Recorded data:
= = = = = = =

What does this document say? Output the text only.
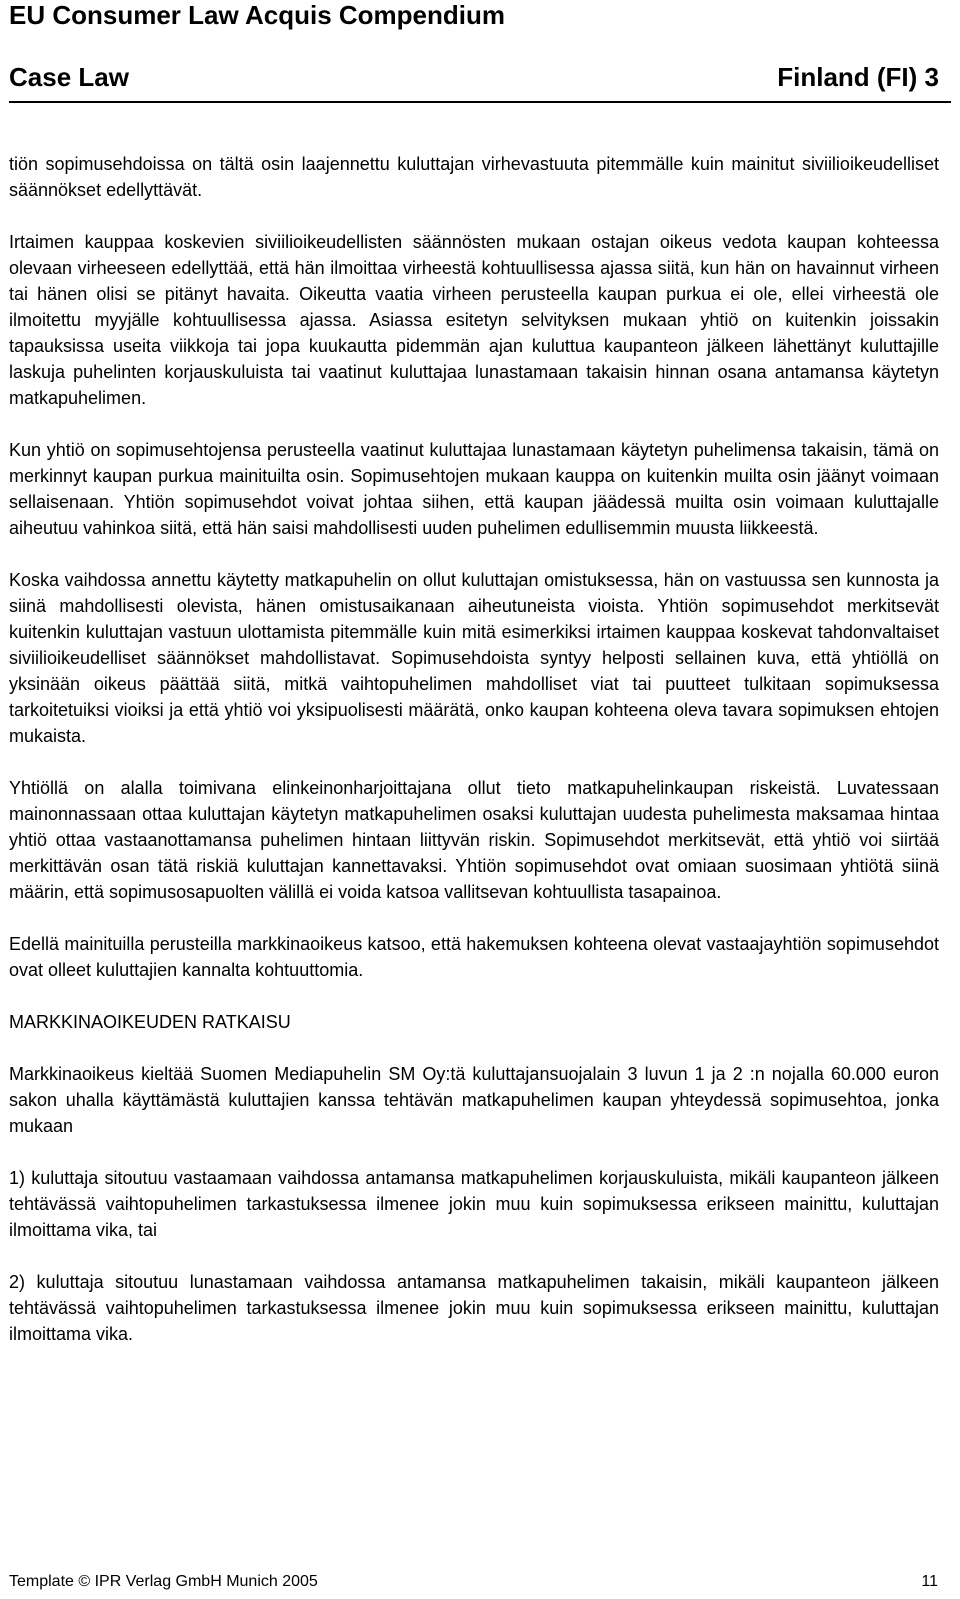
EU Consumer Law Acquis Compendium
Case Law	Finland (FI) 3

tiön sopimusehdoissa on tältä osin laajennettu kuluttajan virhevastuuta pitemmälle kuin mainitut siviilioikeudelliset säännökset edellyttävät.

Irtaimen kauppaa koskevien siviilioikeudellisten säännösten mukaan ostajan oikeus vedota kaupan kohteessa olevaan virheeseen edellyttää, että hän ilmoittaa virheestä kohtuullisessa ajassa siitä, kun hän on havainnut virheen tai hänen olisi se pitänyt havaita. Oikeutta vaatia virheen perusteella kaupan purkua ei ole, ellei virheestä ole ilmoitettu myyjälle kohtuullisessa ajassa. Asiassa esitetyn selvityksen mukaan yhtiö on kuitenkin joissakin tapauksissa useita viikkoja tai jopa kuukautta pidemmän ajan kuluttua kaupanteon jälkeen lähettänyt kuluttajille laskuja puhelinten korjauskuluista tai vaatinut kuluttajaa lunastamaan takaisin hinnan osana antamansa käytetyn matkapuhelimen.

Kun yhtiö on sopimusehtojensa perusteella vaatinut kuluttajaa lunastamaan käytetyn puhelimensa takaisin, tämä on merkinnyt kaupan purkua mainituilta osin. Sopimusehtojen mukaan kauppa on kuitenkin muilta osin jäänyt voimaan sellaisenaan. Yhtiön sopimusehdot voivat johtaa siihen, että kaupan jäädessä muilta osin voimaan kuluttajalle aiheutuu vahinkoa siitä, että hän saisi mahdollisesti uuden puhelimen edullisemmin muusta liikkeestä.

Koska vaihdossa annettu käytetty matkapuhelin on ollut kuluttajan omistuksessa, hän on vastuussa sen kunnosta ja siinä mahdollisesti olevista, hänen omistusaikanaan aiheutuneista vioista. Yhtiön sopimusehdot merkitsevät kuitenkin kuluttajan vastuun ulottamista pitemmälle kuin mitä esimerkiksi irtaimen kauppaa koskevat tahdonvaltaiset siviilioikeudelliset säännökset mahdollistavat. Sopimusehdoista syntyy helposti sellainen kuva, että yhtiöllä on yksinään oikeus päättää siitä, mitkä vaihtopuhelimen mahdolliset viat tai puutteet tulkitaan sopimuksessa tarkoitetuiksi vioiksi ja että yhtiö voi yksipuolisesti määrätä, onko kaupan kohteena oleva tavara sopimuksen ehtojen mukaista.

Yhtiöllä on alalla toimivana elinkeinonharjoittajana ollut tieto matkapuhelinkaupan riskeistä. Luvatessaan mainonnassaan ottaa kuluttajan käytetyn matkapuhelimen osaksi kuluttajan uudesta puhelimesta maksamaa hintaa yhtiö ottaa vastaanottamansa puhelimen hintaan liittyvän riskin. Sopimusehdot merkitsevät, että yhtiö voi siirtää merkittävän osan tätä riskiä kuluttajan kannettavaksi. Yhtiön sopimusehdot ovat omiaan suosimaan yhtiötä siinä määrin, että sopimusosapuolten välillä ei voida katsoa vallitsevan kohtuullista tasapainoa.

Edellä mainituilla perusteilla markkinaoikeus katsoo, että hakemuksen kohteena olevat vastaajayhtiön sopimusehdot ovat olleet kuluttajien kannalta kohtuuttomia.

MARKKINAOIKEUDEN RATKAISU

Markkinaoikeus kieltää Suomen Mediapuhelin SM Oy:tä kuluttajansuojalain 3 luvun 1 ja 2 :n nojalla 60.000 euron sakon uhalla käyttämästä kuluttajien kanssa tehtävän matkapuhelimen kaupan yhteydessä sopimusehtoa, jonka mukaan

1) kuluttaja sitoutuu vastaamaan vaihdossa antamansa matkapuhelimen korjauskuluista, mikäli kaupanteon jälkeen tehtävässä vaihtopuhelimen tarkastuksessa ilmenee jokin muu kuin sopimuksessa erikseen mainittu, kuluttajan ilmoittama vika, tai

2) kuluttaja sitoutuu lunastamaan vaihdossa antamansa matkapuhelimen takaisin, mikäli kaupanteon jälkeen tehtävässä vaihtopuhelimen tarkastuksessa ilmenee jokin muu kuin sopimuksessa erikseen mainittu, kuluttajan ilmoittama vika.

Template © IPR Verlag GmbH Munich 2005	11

= = = = = = =

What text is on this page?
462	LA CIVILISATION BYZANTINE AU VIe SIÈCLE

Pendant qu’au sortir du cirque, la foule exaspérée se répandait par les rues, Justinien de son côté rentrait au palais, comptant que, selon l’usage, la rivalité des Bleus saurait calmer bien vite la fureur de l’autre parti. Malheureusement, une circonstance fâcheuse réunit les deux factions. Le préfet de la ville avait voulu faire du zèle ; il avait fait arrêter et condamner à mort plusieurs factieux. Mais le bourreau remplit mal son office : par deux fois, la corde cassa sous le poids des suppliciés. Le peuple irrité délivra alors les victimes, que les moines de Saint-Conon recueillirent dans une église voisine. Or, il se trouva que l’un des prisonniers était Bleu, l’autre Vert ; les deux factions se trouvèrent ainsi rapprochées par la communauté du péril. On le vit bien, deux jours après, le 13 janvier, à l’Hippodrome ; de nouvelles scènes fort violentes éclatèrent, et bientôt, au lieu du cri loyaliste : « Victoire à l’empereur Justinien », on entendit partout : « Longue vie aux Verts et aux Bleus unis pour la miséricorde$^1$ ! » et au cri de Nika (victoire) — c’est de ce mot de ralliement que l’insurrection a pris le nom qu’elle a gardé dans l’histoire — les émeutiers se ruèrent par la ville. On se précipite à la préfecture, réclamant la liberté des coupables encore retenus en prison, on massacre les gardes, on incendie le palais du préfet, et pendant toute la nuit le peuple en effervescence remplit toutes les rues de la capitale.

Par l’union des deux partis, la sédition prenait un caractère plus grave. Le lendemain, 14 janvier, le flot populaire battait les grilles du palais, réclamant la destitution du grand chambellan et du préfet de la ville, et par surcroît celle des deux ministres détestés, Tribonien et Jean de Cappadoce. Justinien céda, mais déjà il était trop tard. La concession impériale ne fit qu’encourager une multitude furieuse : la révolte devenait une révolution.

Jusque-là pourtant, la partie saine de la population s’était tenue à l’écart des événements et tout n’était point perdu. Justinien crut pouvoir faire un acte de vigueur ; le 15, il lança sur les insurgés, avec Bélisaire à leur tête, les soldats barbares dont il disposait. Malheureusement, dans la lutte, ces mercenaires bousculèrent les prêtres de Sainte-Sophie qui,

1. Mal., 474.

= = = = = = =

Go through the records. Copy each line where "What" appears.

What does this document say? Output the text only.
What text is on this page?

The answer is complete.